--- Start RECORDS ---

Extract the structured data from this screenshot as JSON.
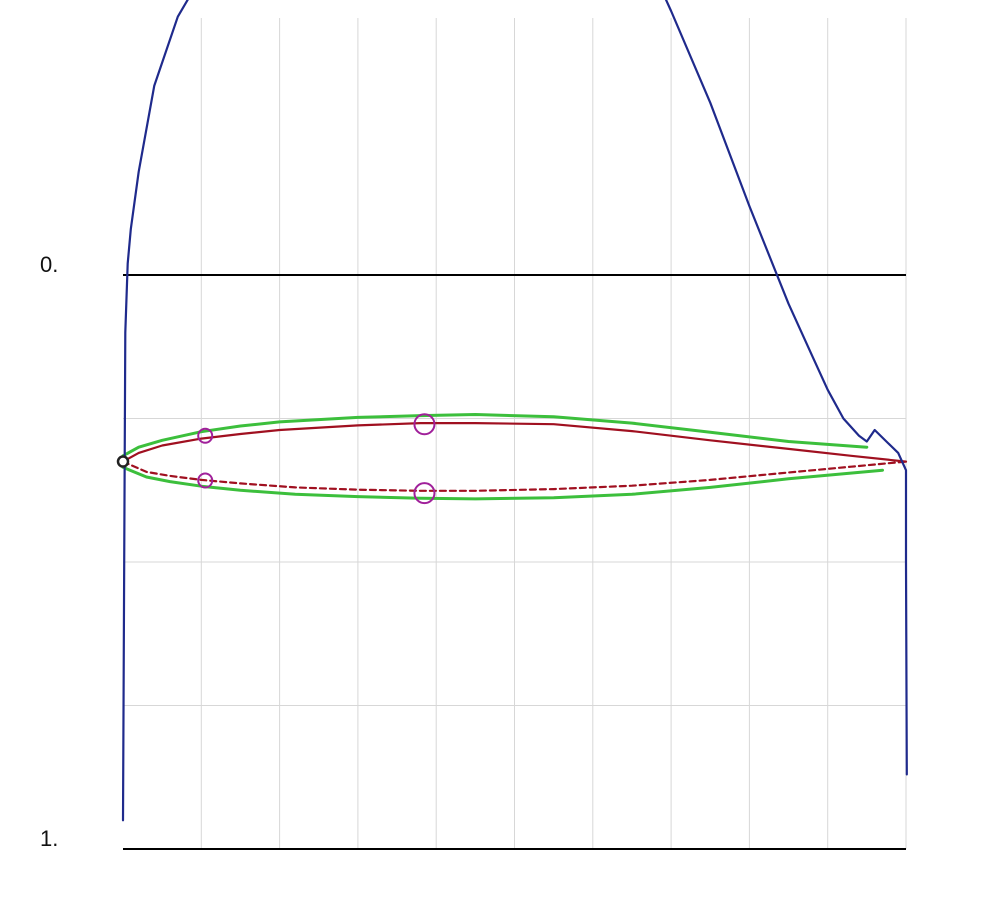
{
  "chart_data": {
    "type": "line",
    "y_axis": {
      "inverted": true,
      "tick_labels": [
        "0.",
        "1."
      ]
    },
    "x_axis": {
      "range": [
        0,
        1
      ]
    },
    "grid": true,
    "colors": {
      "grid": "#d7d7d7",
      "axis": "#000000",
      "cp": "#1f2a8c",
      "boundary_layer": "#3cbf3c",
      "airfoil": "#a01020",
      "control_points": "#a0209a",
      "leading_edge": "#222222"
    },
    "series": [
      {
        "key": "cp",
        "x": [
          0.0,
          0.0015,
          0.003,
          0.006,
          0.01,
          0.02,
          0.04,
          0.07,
          0.1,
          0.13,
          0.16,
          0.2,
          0.25,
          0.3,
          0.35,
          0.4,
          0.45,
          0.5,
          0.55,
          0.585,
          0.6,
          0.615,
          0.65,
          0.7,
          0.75,
          0.8,
          0.85,
          0.88,
          0.9,
          0.92,
          0.94,
          0.95,
          0.96,
          0.975,
          0.99,
          1.0,
          1.0,
          1.001
        ],
        "y": [
          0.95,
          0.5,
          0.1,
          -0.02,
          -0.08,
          -0.18,
          -0.33,
          -0.45,
          -0.52,
          -0.56,
          -0.6,
          -0.64,
          -0.67,
          -0.69,
          -0.71,
          -0.72,
          -0.73,
          -0.74,
          -0.76,
          -0.78,
          -0.77,
          -0.72,
          -0.61,
          -0.46,
          -0.3,
          -0.12,
          0.05,
          0.14,
          0.2,
          0.25,
          0.28,
          0.29,
          0.27,
          0.29,
          0.31,
          0.34,
          0.5,
          0.87
        ]
      },
      {
        "key": "upper_surface",
        "x": [
          0.0,
          0.02,
          0.05,
          0.1,
          0.15,
          0.2,
          0.3,
          0.38,
          0.45,
          0.55,
          0.65,
          0.75,
          0.85,
          0.93,
          1.0
        ],
        "y": [
          0.325,
          0.31,
          0.297,
          0.285,
          0.277,
          0.27,
          0.262,
          0.258,
          0.258,
          0.26,
          0.272,
          0.288,
          0.303,
          0.315,
          0.325
        ]
      },
      {
        "key": "lower_surface",
        "x": [
          0.0,
          0.03,
          0.06,
          0.1,
          0.15,
          0.22,
          0.3,
          0.38,
          0.45,
          0.55,
          0.65,
          0.75,
          0.85,
          0.93,
          1.0
        ],
        "y": [
          0.325,
          0.343,
          0.35,
          0.357,
          0.363,
          0.37,
          0.374,
          0.376,
          0.376,
          0.373,
          0.367,
          0.357,
          0.344,
          0.334,
          0.325
        ]
      },
      {
        "key": "upper_boundary_layer",
        "x": [
          0.0,
          0.02,
          0.05,
          0.1,
          0.15,
          0.2,
          0.3,
          0.38,
          0.45,
          0.55,
          0.65,
          0.75,
          0.85,
          0.95
        ],
        "y": [
          0.315,
          0.3,
          0.288,
          0.273,
          0.263,
          0.256,
          0.248,
          0.245,
          0.243,
          0.247,
          0.258,
          0.274,
          0.29,
          0.3
        ]
      },
      {
        "key": "lower_boundary_layer",
        "x": [
          0.0,
          0.03,
          0.06,
          0.1,
          0.15,
          0.22,
          0.3,
          0.38,
          0.45,
          0.55,
          0.65,
          0.75,
          0.85,
          0.97
        ],
        "y": [
          0.335,
          0.352,
          0.36,
          0.368,
          0.375,
          0.382,
          0.386,
          0.389,
          0.39,
          0.388,
          0.382,
          0.37,
          0.355,
          0.34
        ]
      }
    ],
    "control_points": [
      {
        "x": 0.105,
        "y": 0.28,
        "size": "small"
      },
      {
        "x": 0.105,
        "y": 0.358,
        "size": "small"
      },
      {
        "x": 0.385,
        "y": 0.26,
        "size": "large"
      },
      {
        "x": 0.385,
        "y": 0.38,
        "size": "large"
      }
    ],
    "leading_edge_point": {
      "x": 0.0,
      "y": 0.325
    }
  }
}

--- End RECORDS ---

WHAT YOU NEED TO DO: Leave images out of the retyped records; keep all else exact.

COMPLETE ANSWER:
Extract the structured data from this screenshot as JSON.
{
  "chart_data": {
    "type": "line",
    "y_axis": {
      "inverted": true,
      "tick_labels": [
        "0.",
        "1."
      ]
    },
    "x_axis": {
      "range": [
        0,
        1
      ]
    },
    "grid": true,
    "colors": {
      "grid": "#d7d7d7",
      "axis": "#000000",
      "cp": "#1f2a8c",
      "boundary_layer": "#3cbf3c",
      "airfoil": "#a01020",
      "control_points": "#a0209a",
      "leading_edge": "#222222"
    },
    "series": [
      {
        "key": "cp",
        "x": [
          0.0,
          0.0015,
          0.003,
          0.006,
          0.01,
          0.02,
          0.04,
          0.07,
          0.1,
          0.13,
          0.16,
          0.2,
          0.25,
          0.3,
          0.35,
          0.4,
          0.45,
          0.5,
          0.55,
          0.585,
          0.6,
          0.615,
          0.65,
          0.7,
          0.75,
          0.8,
          0.85,
          0.88,
          0.9,
          0.92,
          0.94,
          0.95,
          0.96,
          0.975,
          0.99,
          1.0,
          1.0,
          1.001
        ],
        "y": [
          0.95,
          0.5,
          0.1,
          -0.02,
          -0.08,
          -0.18,
          -0.33,
          -0.45,
          -0.52,
          -0.56,
          -0.6,
          -0.64,
          -0.67,
          -0.69,
          -0.71,
          -0.72,
          -0.73,
          -0.74,
          -0.76,
          -0.78,
          -0.77,
          -0.72,
          -0.61,
          -0.46,
          -0.3,
          -0.12,
          0.05,
          0.14,
          0.2,
          0.25,
          0.28,
          0.29,
          0.27,
          0.29,
          0.31,
          0.34,
          0.5,
          0.87
        ]
      },
      {
        "key": "upper_surface",
        "x": [
          0.0,
          0.02,
          0.05,
          0.1,
          0.15,
          0.2,
          0.3,
          0.38,
          0.45,
          0.55,
          0.65,
          0.75,
          0.85,
          0.93,
          1.0
        ],
        "y": [
          0.325,
          0.31,
          0.297,
          0.285,
          0.277,
          0.27,
          0.262,
          0.258,
          0.258,
          0.26,
          0.272,
          0.288,
          0.303,
          0.315,
          0.325
        ]
      },
      {
        "key": "lower_surface",
        "x": [
          0.0,
          0.03,
          0.06,
          0.1,
          0.15,
          0.22,
          0.3,
          0.38,
          0.45,
          0.55,
          0.65,
          0.75,
          0.85,
          0.93,
          1.0
        ],
        "y": [
          0.325,
          0.343,
          0.35,
          0.357,
          0.363,
          0.37,
          0.374,
          0.376,
          0.376,
          0.373,
          0.367,
          0.357,
          0.344,
          0.334,
          0.325
        ]
      },
      {
        "key": "upper_boundary_layer",
        "x": [
          0.0,
          0.02,
          0.05,
          0.1,
          0.15,
          0.2,
          0.3,
          0.38,
          0.45,
          0.55,
          0.65,
          0.75,
          0.85,
          0.95
        ],
        "y": [
          0.315,
          0.3,
          0.288,
          0.273,
          0.263,
          0.256,
          0.248,
          0.245,
          0.243,
          0.247,
          0.258,
          0.274,
          0.29,
          0.3
        ]
      },
      {
        "key": "lower_boundary_layer",
        "x": [
          0.0,
          0.03,
          0.06,
          0.1,
          0.15,
          0.22,
          0.3,
          0.38,
          0.45,
          0.55,
          0.65,
          0.75,
          0.85,
          0.97
        ],
        "y": [
          0.335,
          0.352,
          0.36,
          0.368,
          0.375,
          0.382,
          0.386,
          0.389,
          0.39,
          0.388,
          0.382,
          0.37,
          0.355,
          0.34
        ]
      }
    ],
    "control_points": [
      {
        "x": 0.105,
        "y": 0.28,
        "size": "small"
      },
      {
        "x": 0.105,
        "y": 0.358,
        "size": "small"
      },
      {
        "x": 0.385,
        "y": 0.26,
        "size": "large"
      },
      {
        "x": 0.385,
        "y": 0.38,
        "size": "large"
      }
    ],
    "leading_edge_point": {
      "x": 0.0,
      "y": 0.325
    }
  }
}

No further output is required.